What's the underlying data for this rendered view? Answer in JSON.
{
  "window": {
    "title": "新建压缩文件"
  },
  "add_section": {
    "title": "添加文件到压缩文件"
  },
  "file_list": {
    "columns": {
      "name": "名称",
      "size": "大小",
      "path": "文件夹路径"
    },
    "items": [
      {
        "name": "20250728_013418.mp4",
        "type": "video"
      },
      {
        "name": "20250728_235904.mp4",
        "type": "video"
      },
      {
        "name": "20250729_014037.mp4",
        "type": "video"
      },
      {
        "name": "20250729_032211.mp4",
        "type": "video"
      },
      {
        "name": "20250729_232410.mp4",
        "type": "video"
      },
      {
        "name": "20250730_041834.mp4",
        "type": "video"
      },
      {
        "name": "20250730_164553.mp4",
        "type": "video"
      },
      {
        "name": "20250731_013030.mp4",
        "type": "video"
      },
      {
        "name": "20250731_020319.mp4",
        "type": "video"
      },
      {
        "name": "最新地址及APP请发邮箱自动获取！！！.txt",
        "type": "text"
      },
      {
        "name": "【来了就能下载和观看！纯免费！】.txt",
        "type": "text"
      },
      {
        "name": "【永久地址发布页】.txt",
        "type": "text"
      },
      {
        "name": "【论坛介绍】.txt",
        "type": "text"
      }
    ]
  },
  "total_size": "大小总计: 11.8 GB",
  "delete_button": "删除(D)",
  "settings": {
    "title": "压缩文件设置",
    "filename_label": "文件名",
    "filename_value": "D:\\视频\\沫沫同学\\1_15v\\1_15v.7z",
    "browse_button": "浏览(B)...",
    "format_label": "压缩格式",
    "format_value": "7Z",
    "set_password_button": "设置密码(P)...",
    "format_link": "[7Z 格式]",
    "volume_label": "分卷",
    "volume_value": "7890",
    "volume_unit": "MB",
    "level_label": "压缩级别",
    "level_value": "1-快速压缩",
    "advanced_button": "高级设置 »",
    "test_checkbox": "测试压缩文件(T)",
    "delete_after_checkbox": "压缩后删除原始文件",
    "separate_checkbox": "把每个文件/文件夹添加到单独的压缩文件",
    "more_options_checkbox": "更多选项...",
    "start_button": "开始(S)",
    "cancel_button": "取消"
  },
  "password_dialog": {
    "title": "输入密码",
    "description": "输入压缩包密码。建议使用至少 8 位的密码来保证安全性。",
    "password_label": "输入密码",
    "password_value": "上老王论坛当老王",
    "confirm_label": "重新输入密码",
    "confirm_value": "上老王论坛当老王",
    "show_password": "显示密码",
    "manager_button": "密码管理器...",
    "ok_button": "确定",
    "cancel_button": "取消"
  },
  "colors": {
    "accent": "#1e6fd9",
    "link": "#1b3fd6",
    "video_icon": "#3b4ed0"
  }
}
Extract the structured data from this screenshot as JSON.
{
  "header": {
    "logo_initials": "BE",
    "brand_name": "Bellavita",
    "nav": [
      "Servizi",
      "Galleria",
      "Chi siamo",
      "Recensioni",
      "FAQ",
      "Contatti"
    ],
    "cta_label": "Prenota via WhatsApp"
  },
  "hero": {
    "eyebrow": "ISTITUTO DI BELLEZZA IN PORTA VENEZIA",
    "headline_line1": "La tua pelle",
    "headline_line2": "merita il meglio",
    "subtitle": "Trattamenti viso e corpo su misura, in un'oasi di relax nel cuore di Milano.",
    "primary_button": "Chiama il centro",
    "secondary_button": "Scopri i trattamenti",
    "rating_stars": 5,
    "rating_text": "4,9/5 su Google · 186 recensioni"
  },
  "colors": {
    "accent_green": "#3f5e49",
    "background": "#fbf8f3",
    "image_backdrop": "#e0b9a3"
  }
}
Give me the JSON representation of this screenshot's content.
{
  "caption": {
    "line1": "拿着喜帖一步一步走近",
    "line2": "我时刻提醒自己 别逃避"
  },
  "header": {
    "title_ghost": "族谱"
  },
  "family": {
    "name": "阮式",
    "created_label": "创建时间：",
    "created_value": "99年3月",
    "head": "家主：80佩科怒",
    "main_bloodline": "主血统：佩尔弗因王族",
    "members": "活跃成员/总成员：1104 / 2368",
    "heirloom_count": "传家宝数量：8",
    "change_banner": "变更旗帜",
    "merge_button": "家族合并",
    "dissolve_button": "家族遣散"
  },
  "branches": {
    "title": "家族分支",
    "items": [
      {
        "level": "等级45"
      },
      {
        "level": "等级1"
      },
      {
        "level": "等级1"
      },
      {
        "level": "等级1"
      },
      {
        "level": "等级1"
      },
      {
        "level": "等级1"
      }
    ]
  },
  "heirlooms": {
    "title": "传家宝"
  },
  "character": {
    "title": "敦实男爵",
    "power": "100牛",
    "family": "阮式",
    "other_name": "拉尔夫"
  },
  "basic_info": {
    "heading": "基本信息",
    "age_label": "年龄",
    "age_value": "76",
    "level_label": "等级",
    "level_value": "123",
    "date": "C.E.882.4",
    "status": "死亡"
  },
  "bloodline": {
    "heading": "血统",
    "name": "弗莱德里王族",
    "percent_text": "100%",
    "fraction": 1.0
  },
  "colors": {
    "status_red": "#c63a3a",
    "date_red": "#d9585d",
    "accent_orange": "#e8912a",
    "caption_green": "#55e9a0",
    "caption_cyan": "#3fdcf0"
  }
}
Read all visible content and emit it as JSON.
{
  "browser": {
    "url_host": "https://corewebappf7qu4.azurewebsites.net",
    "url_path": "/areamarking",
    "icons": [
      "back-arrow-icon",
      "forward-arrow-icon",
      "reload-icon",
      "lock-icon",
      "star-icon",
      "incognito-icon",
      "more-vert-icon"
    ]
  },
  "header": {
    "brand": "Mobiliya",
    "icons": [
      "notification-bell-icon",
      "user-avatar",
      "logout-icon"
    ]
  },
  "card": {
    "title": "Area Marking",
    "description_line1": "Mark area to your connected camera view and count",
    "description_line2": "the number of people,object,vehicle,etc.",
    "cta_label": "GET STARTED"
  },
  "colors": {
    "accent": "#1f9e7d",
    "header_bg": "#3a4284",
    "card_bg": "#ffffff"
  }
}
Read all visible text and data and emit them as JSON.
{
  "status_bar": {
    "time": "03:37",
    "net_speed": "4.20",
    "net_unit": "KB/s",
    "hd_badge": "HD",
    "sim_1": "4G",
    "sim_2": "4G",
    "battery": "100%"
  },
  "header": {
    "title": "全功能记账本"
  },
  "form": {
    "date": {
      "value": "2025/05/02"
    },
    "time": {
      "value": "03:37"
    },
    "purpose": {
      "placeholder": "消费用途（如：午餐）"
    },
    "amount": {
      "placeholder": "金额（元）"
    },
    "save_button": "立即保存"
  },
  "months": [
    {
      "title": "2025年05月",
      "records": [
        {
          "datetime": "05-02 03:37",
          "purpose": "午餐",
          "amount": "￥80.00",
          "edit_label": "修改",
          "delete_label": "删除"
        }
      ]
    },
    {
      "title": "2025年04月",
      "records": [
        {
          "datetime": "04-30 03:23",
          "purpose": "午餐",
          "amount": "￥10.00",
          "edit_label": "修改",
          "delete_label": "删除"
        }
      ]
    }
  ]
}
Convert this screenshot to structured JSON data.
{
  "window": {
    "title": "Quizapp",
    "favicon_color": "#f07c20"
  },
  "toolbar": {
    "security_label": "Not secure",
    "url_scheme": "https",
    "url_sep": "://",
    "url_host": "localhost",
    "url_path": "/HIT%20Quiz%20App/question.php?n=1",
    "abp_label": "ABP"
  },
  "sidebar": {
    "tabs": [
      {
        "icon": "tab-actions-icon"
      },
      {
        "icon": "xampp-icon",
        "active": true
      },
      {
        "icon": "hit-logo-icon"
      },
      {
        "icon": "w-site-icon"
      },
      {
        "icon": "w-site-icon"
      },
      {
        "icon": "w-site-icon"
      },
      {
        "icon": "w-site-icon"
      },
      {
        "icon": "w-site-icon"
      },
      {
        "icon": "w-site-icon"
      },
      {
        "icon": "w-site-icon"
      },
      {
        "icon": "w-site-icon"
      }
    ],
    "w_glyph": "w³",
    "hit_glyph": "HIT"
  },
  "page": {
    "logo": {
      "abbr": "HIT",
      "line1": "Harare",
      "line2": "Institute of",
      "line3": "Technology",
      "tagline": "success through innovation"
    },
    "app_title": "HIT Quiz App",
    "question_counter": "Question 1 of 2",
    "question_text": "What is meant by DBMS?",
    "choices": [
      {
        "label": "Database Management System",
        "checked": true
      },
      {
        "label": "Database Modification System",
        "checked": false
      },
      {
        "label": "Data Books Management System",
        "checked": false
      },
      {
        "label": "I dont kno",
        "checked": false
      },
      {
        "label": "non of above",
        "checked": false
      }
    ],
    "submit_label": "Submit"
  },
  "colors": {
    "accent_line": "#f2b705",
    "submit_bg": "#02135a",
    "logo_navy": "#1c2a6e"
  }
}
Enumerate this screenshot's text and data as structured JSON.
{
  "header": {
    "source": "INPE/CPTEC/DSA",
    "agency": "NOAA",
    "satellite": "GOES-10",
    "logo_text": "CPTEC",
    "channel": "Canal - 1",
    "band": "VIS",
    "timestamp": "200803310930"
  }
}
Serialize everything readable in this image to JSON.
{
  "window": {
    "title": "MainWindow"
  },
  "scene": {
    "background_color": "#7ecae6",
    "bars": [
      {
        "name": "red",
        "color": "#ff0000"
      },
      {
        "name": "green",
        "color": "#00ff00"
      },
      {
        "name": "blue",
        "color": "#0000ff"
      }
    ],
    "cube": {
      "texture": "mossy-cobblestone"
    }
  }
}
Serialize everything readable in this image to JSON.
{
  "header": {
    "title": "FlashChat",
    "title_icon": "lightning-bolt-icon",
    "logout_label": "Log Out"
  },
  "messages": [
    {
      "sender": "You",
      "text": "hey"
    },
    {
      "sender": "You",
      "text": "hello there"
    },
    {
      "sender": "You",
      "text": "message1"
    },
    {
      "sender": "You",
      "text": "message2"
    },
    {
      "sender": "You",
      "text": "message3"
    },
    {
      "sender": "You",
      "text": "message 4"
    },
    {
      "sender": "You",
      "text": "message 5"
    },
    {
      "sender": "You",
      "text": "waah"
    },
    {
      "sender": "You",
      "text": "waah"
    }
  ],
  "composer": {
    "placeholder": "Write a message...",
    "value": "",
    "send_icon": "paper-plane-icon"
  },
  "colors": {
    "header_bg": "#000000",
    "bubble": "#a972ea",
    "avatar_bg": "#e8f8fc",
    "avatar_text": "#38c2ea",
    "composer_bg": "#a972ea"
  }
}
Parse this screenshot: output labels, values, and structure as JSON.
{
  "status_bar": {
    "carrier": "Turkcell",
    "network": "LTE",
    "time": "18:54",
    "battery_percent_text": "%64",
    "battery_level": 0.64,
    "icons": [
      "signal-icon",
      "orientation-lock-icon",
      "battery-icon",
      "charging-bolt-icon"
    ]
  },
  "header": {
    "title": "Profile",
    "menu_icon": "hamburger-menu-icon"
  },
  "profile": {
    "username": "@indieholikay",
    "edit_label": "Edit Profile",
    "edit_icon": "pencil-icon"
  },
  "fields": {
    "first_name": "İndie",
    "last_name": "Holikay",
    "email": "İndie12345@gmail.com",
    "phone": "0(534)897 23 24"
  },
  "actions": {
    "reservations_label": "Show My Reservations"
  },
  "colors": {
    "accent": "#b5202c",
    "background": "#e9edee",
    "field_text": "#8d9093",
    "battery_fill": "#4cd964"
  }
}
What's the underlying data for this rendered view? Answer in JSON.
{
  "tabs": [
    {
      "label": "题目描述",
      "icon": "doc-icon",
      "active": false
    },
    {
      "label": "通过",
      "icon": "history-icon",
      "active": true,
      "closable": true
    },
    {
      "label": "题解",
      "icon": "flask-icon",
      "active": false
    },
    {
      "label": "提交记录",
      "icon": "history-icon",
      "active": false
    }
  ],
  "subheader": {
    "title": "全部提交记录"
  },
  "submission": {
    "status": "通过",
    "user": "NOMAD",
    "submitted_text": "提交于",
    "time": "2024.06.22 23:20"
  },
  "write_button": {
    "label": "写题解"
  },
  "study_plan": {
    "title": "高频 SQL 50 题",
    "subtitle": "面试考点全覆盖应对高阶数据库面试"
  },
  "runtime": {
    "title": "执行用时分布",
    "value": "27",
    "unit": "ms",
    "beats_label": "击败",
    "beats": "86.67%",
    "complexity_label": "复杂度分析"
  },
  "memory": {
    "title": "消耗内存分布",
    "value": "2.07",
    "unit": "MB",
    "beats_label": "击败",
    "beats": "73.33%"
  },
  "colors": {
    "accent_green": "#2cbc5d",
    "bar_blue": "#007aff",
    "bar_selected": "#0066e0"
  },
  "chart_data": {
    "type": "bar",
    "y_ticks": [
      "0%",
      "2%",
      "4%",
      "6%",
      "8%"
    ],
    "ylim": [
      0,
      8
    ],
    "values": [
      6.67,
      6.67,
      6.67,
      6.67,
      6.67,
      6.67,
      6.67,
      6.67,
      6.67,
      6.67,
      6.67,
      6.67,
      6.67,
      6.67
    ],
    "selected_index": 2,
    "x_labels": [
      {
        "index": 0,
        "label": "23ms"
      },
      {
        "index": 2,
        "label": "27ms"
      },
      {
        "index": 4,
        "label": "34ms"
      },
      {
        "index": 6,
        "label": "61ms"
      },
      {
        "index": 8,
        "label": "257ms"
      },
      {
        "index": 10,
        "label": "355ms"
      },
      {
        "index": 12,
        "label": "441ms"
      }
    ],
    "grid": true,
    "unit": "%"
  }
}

-----

* _GOAL OF THE EXERCISE_
From the listing, tally every line with the word "content" in it and give only the tally.

* _WRITTEN RESPONSE_
2